- Task objective -
Count every line in the entries that contains "name". Report that count alone.

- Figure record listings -

↓↓↓

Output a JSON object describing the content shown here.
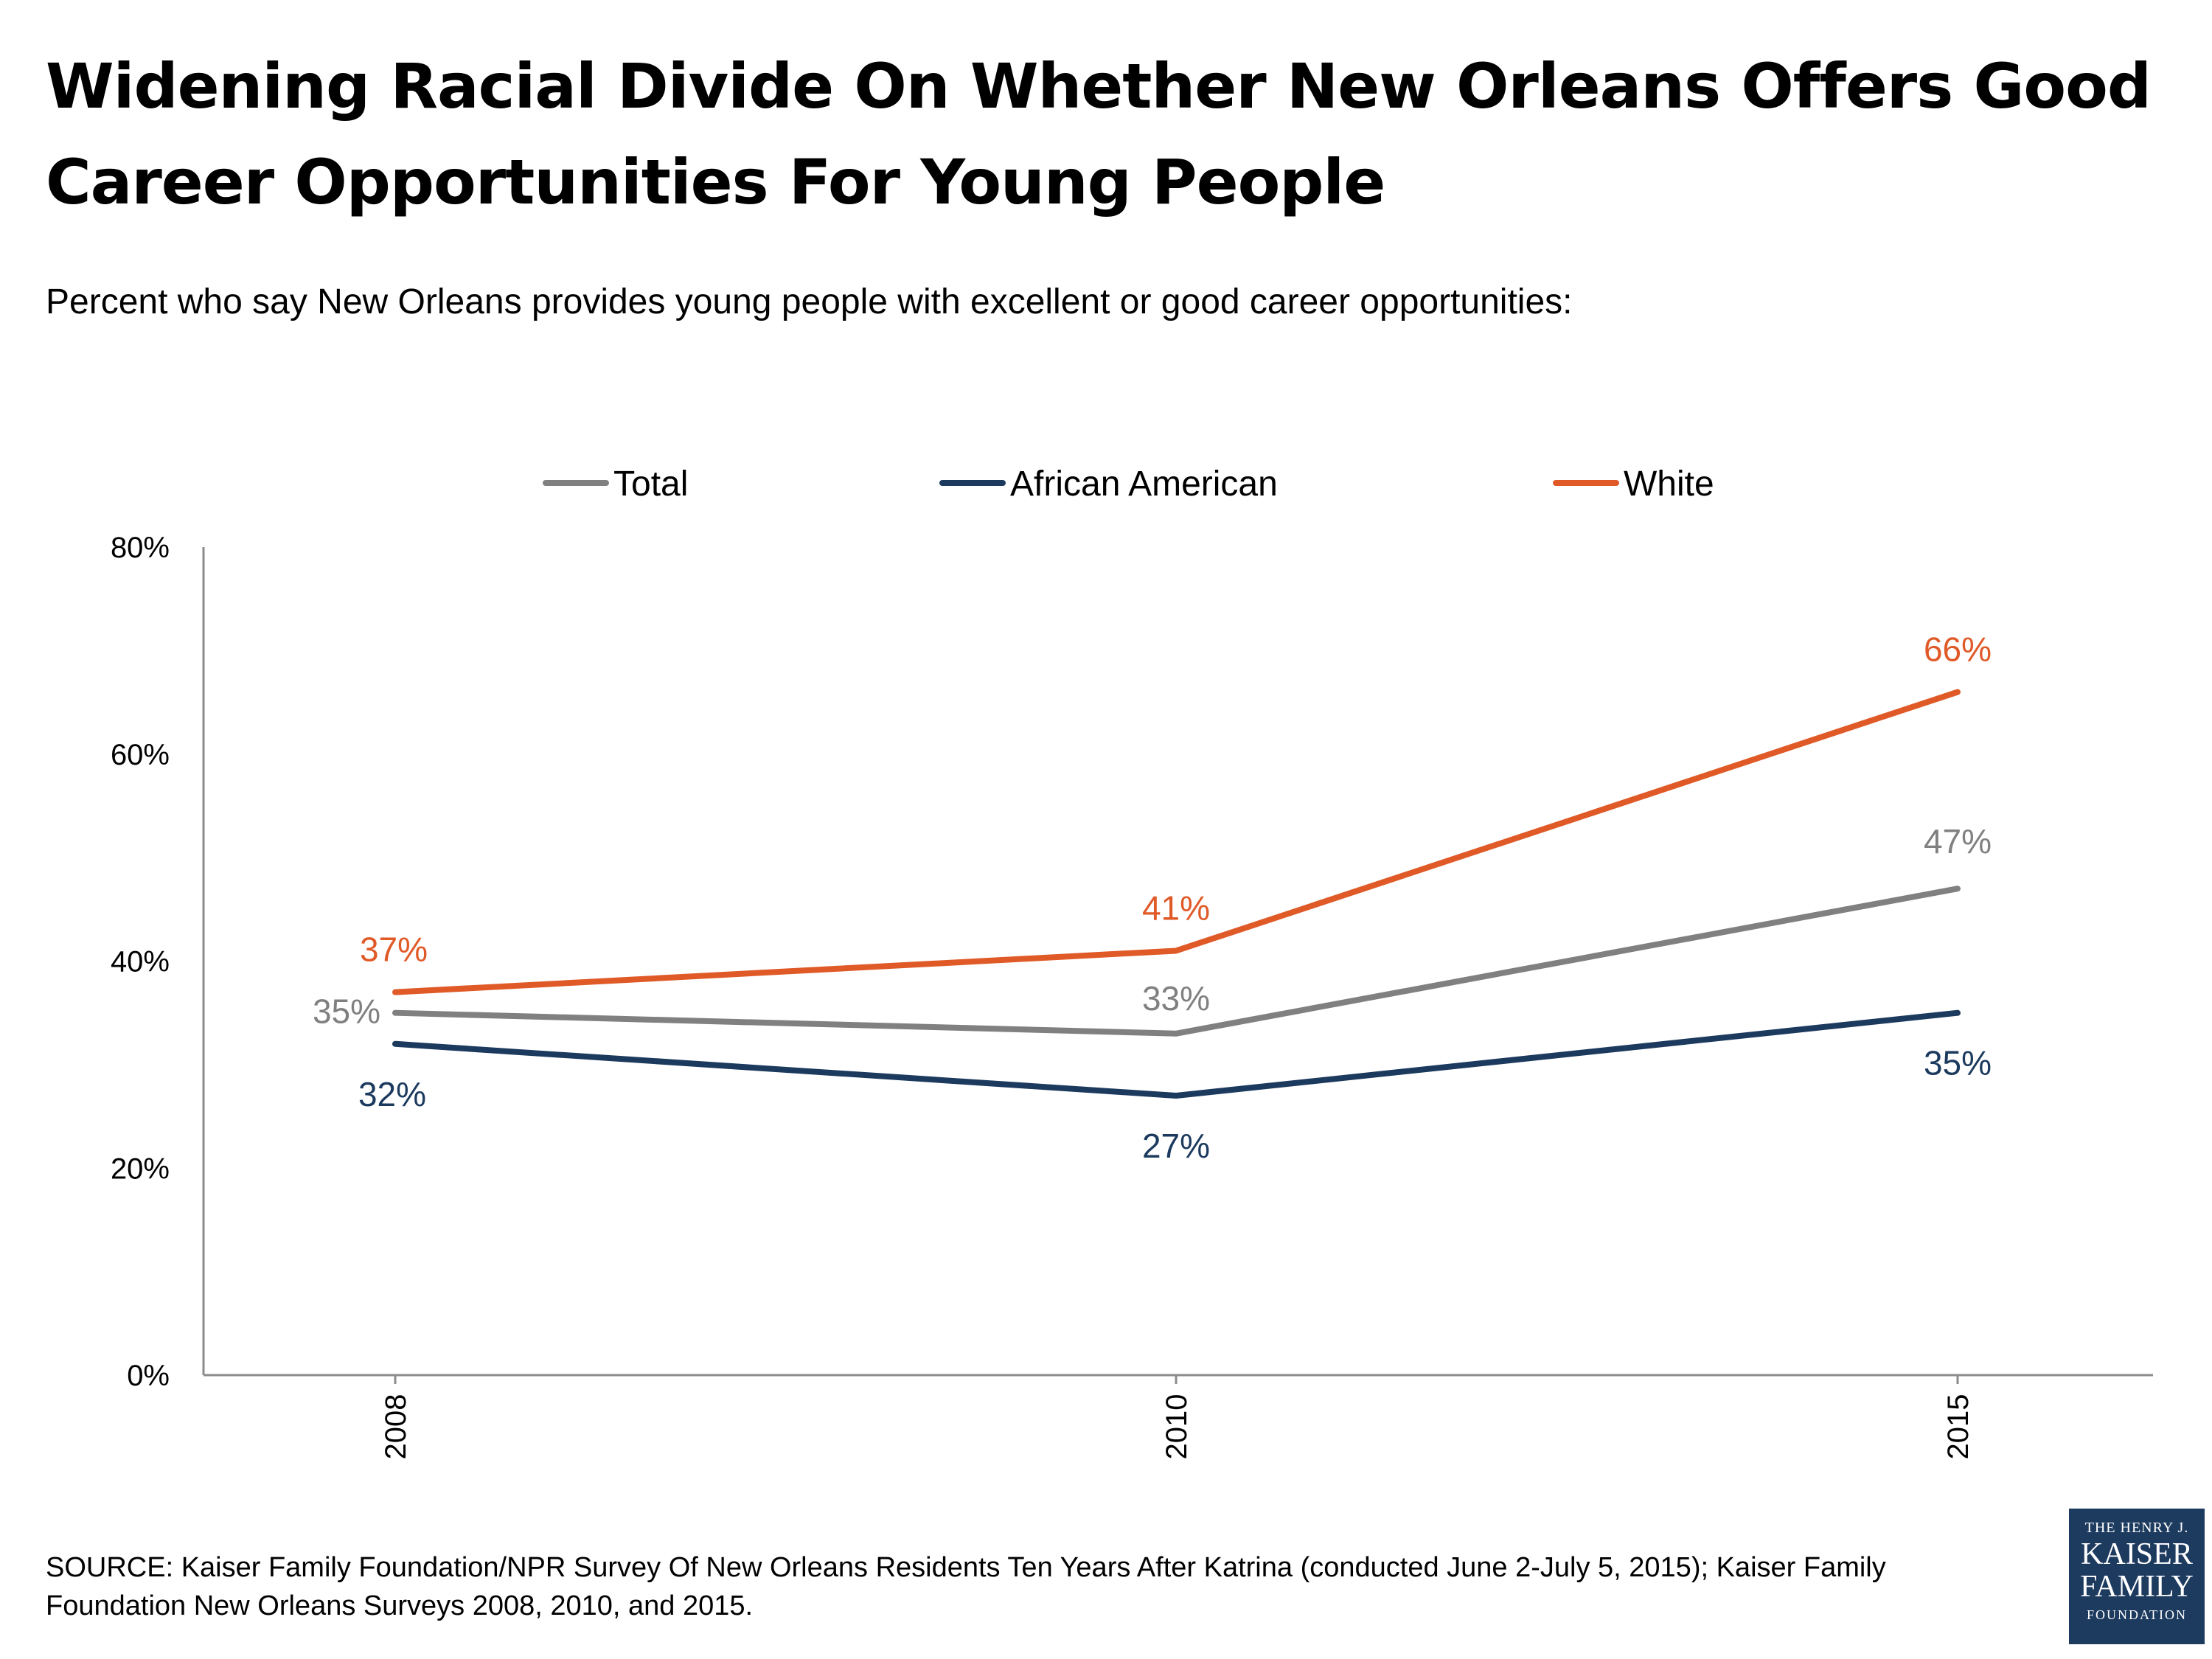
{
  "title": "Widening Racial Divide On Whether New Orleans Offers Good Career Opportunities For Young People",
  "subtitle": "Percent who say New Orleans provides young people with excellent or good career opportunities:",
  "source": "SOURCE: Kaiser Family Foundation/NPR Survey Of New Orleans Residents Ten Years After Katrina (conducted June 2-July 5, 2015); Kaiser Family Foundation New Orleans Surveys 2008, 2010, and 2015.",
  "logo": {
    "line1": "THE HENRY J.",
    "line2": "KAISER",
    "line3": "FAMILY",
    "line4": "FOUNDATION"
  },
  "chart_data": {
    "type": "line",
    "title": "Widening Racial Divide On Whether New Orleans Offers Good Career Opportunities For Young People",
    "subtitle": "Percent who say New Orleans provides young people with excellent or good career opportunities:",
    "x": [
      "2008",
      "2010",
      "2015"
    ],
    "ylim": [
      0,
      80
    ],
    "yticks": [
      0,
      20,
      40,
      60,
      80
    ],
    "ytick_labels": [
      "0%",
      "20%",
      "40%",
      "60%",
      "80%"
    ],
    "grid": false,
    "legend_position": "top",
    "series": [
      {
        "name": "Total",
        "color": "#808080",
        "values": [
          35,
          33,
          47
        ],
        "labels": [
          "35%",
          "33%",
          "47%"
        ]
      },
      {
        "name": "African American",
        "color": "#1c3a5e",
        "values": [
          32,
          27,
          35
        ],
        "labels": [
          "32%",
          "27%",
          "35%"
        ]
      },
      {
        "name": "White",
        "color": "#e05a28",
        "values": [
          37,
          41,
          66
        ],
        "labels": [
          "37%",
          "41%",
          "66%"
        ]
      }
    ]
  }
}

↑↑↑

- Expected answer -
3